#### [Objective]
Collect each line of the entries that holds the string "icon".

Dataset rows
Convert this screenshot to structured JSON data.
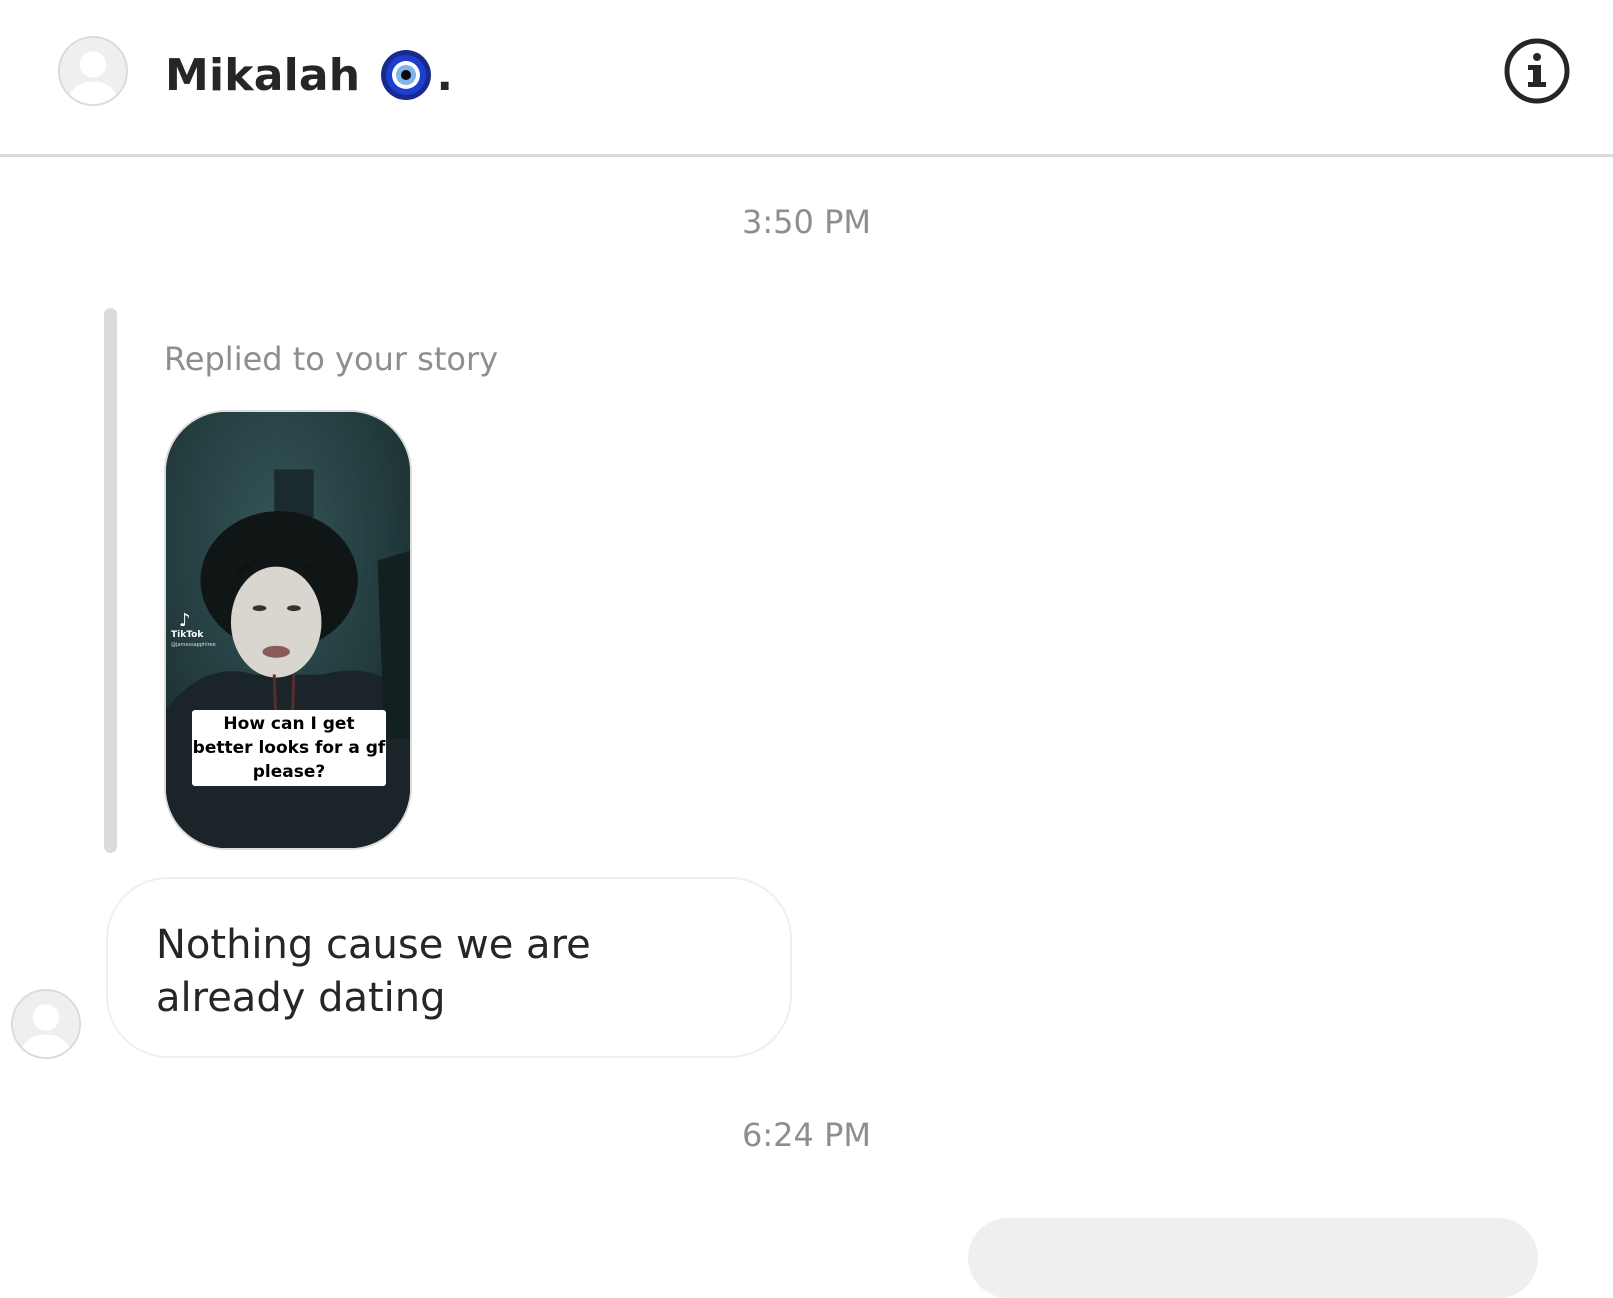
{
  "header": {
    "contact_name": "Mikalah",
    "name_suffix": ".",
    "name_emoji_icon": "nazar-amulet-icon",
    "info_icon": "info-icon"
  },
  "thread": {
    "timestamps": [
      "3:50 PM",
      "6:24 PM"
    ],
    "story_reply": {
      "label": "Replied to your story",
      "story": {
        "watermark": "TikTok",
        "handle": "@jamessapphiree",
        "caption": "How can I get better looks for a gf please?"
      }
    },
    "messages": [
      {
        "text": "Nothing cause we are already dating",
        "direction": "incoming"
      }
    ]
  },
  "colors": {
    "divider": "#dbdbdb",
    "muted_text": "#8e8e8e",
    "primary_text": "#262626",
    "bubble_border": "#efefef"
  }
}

#### [Solution for this exercise]
    "name_emoji_icon": "nazar-amulet-icon",
    "info_icon": "info-icon"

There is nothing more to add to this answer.